#### SUPPLIED PASSAGE

** Start **

If the signature contains a sequence of N bits, it can be read from the marked media. In this case, the watermarking algorithm is called multi-bit watermarking. However, in the 0-bit watermarking, the detector tries to decide whether a known signature is present in the given media. In several applications, the two types can be required where the detector must verify at the first time the presence of the signature and if so, identify which message is encoded.

** End **

In the watermarking passage, what does the detector try to decide in 0-bit watermarking?

#### MATERIAL
** Start **

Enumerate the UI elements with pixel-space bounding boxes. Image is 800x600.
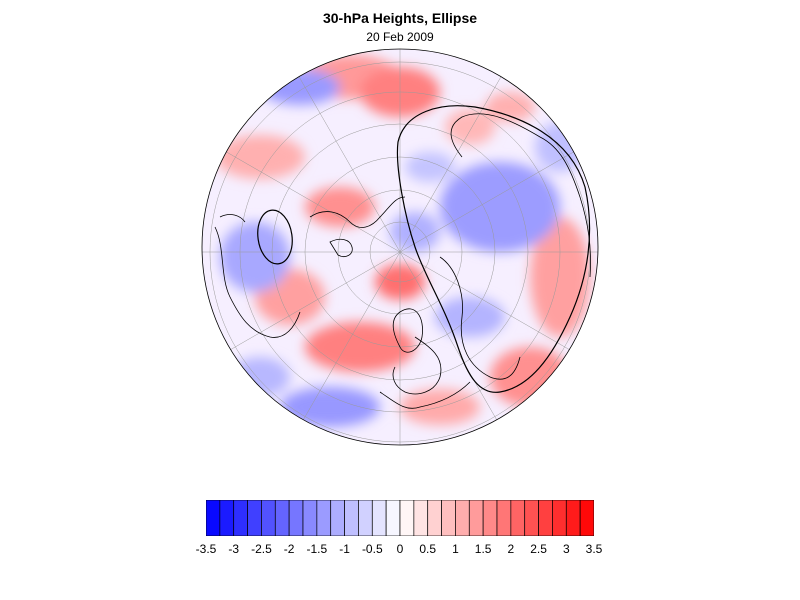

** End **

#### RESPONSE TO THE TASK
It tries to decide whether a known signature is present in the given media.